-- START ENTRIES SHOWN --

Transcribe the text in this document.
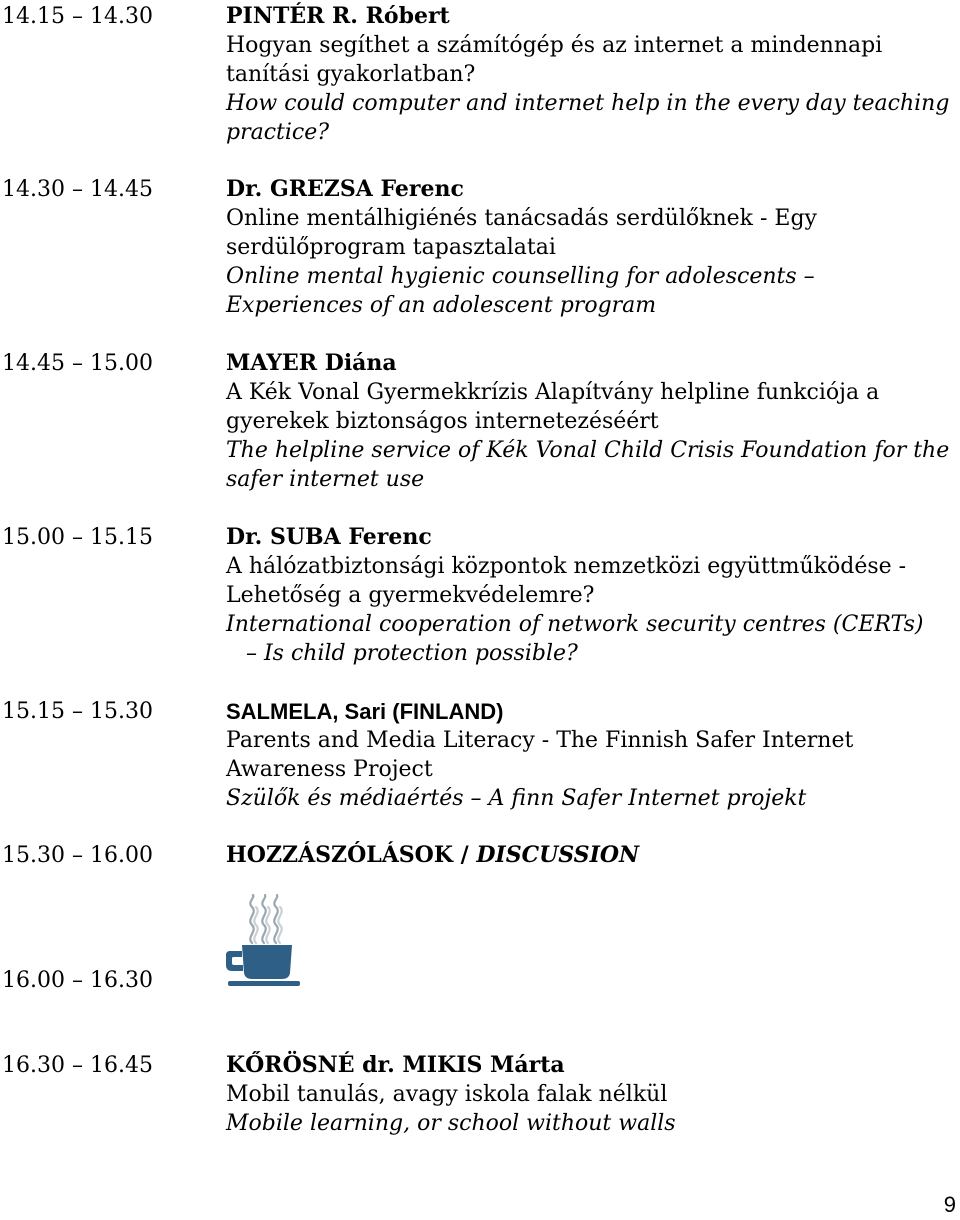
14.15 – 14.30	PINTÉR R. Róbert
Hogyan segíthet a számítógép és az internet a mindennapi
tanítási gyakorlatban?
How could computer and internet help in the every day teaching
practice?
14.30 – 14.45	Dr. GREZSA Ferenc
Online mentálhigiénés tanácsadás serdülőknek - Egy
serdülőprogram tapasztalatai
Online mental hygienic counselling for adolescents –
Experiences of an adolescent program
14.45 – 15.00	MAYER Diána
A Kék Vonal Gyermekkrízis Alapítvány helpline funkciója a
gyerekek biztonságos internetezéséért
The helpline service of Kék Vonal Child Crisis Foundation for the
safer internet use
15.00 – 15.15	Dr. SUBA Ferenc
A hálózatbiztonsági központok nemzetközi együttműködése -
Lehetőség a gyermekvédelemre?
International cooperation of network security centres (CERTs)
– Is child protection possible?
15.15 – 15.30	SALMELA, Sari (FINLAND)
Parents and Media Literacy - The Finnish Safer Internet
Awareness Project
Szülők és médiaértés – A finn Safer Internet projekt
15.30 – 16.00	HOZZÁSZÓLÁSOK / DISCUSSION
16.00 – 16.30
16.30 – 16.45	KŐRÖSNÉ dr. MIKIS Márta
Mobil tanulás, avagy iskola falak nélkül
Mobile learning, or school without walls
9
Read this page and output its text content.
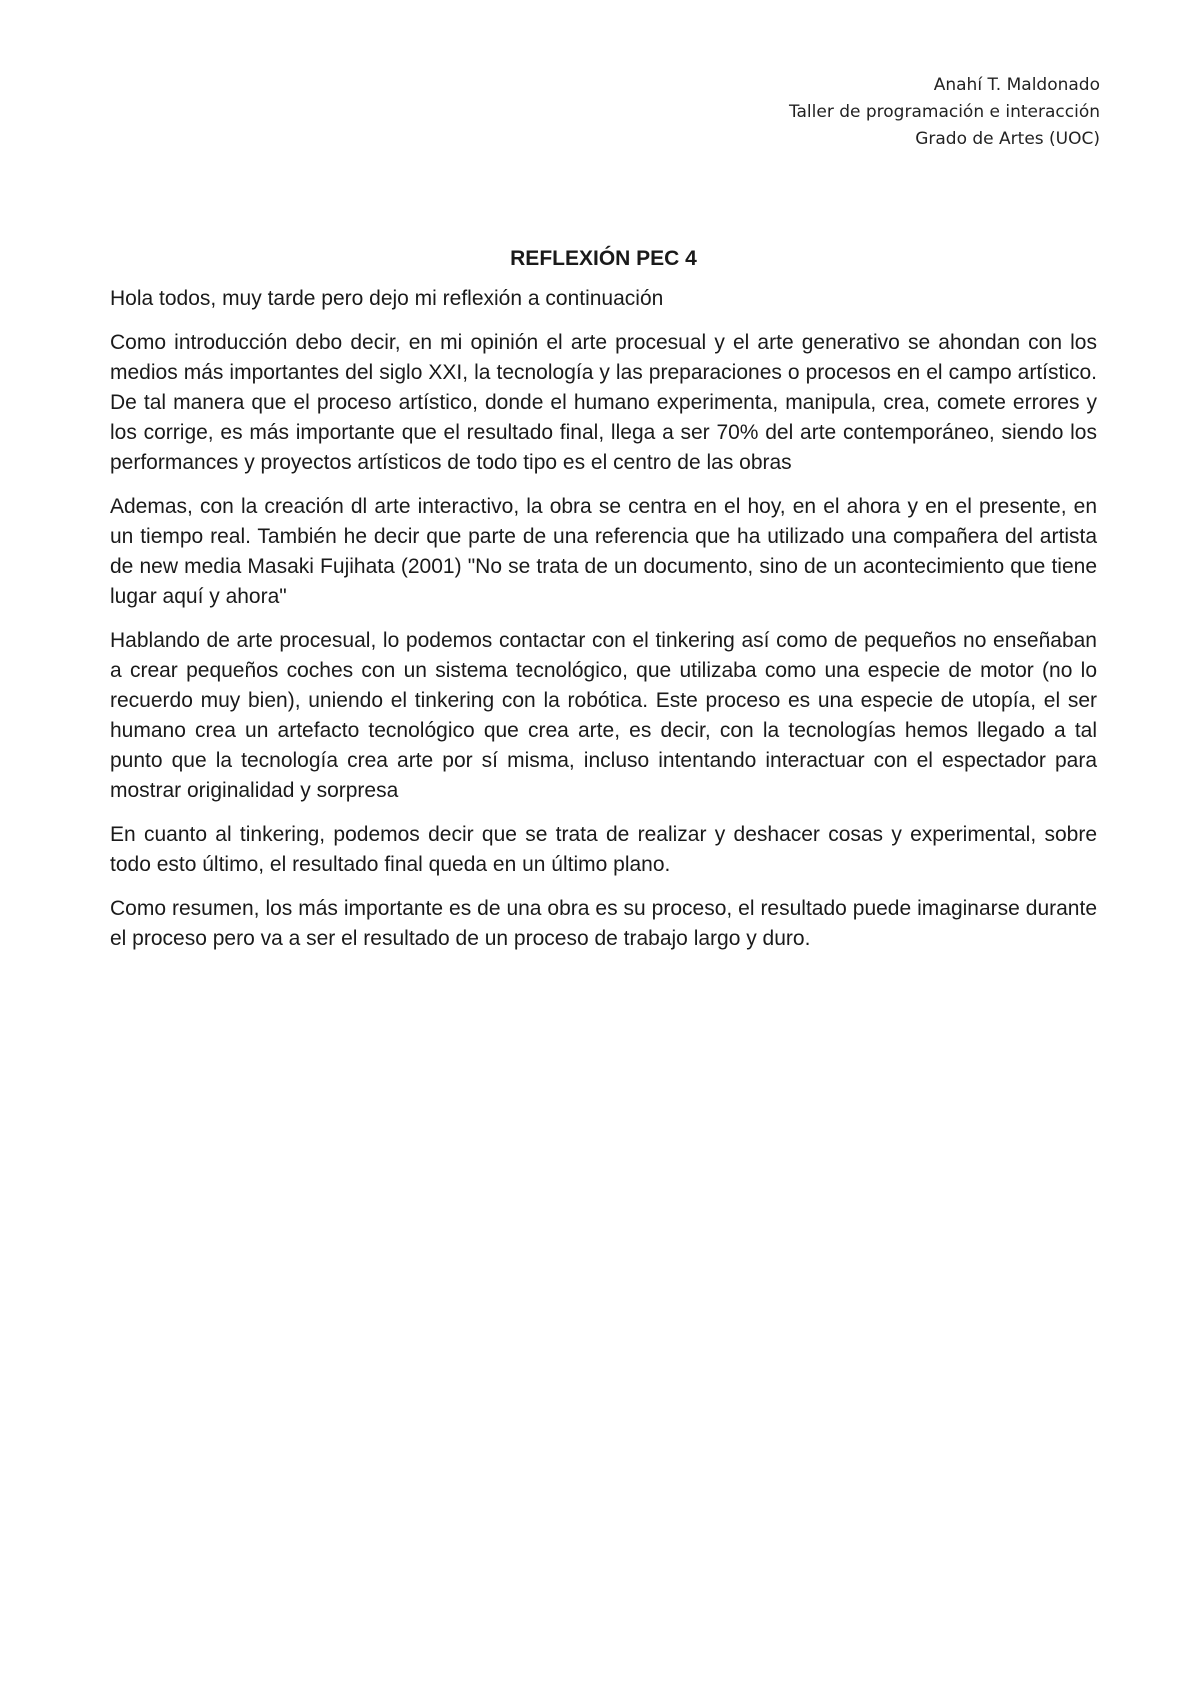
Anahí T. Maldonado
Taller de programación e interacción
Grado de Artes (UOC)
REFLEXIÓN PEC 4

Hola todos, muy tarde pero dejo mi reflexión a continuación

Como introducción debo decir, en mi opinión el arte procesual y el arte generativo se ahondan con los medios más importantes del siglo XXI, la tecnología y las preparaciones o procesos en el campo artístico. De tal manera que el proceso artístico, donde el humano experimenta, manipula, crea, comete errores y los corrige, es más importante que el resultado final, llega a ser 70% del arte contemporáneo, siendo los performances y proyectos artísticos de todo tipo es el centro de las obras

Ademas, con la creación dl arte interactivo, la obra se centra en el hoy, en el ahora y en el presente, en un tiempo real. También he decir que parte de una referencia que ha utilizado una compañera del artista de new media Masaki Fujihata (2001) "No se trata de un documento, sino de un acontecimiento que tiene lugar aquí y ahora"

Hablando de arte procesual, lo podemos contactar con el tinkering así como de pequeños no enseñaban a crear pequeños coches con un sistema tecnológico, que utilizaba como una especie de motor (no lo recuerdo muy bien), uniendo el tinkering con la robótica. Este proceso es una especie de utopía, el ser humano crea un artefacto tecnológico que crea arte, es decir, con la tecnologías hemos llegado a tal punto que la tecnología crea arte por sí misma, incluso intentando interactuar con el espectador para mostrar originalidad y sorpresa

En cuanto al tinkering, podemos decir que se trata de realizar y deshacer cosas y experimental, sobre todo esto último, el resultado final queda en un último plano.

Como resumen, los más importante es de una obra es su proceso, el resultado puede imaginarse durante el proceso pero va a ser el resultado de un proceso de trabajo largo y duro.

-- END ENTRIES SHOWN --

> **OBJECTIVE**: Which lines hold the word "importante"? Copy every one of them.

> **WRITTEN SOLUTION**:
Como introducción debo decir, en mi opinión el arte procesual y el arte generativo se ahondan con los medios más importantes del siglo XXI, la tecnología y las preparaciones o procesos en el campo artístico. De tal manera que el proceso artístico, donde el humano experimenta, manipula, crea, comete errores y los corrige, es más importante que el resultado final, llega a ser 70% del arte contemporáneo, siendo los performances y proyectos artísticos de todo tipo es el centro de las obras
Como resumen, los más importante es de una obra es su proceso, el resultado puede imaginarse durante el proceso pero va a ser el resultado de un proceso de trabajo largo y duro.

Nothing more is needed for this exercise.